* Begin Data for this exercise *

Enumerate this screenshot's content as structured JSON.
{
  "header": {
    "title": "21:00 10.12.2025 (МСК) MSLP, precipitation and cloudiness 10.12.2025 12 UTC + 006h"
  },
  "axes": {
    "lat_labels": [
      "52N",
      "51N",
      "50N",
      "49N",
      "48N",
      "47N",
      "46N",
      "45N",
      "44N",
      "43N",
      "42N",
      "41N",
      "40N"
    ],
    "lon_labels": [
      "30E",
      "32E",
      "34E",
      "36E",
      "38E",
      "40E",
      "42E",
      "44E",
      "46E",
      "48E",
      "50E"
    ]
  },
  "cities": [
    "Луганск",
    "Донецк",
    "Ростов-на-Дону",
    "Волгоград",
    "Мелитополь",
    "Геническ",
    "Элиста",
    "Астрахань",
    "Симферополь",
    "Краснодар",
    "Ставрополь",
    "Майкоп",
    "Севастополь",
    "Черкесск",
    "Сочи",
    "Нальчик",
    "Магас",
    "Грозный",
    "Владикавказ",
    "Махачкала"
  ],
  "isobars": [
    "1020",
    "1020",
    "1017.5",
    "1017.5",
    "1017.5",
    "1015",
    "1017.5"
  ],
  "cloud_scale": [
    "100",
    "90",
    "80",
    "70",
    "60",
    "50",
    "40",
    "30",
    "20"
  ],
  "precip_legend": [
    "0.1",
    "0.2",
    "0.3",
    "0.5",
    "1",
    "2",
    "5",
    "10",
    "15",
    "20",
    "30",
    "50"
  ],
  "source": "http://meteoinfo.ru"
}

* End Data for this exercise *
* Begin Data for this exercise *

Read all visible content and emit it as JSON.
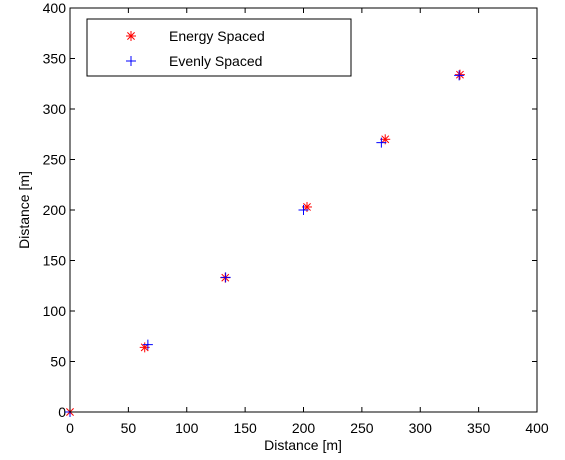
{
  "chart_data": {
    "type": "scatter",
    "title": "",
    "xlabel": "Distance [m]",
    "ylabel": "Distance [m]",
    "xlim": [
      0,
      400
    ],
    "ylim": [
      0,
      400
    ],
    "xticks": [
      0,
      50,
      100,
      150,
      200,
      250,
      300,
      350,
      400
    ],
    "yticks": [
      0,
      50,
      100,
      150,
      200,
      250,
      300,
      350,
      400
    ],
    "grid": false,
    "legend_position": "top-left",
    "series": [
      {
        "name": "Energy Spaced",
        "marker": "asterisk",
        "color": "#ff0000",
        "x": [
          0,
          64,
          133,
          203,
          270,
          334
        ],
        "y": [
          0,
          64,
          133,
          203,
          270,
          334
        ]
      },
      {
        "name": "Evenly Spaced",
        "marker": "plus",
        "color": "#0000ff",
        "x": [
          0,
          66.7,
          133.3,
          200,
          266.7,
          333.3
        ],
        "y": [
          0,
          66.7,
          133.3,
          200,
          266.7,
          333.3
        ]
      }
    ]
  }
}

* End Data for this exercise *

### Given instruction
Show each line holding the word "content".

### The output
Enumerate this screenshot's content as structured JSON.
Read all visible content and emit it as JSON.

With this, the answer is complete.